Input material.
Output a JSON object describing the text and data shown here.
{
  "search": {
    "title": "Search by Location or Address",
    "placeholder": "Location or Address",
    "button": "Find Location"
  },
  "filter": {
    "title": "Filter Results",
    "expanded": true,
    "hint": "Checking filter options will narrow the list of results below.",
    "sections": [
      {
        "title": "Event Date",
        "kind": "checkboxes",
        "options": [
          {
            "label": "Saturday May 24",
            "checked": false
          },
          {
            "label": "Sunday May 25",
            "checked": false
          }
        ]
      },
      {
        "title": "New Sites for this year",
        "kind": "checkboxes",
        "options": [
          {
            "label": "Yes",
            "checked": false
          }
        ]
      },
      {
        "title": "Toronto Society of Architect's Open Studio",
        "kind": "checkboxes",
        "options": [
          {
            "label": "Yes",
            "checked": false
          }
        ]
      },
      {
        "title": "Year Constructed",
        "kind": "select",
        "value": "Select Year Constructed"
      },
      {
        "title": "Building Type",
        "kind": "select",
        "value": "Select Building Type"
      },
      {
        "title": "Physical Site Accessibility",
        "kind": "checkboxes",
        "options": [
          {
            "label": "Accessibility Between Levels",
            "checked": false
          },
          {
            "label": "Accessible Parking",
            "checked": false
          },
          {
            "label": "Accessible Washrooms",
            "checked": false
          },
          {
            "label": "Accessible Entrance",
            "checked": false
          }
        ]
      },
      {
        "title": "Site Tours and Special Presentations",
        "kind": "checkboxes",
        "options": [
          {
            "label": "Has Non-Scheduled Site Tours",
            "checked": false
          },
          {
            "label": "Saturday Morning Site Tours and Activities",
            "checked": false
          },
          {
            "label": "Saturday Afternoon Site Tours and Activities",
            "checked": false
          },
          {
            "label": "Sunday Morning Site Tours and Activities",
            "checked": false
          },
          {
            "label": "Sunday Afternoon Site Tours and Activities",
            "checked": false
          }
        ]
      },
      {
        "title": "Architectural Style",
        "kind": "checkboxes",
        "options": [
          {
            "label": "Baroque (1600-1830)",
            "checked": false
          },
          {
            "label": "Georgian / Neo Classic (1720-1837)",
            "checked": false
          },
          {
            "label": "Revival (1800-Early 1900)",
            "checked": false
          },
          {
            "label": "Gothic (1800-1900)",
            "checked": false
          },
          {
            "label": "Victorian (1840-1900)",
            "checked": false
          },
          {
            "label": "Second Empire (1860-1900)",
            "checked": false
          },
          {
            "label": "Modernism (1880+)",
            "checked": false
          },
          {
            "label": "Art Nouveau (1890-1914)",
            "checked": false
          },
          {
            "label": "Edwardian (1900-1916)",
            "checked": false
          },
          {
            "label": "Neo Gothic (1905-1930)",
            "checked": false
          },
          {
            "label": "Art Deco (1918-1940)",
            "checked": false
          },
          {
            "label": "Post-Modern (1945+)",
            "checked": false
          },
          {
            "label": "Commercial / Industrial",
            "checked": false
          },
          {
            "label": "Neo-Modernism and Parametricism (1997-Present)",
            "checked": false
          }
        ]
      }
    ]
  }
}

Exercise. Read the entries and show each line that mentions "Accessible".

Correct output.
            "label": "Accessible Parking",
            "label": "Accessible Washrooms",
            "label": "Accessible Entrance",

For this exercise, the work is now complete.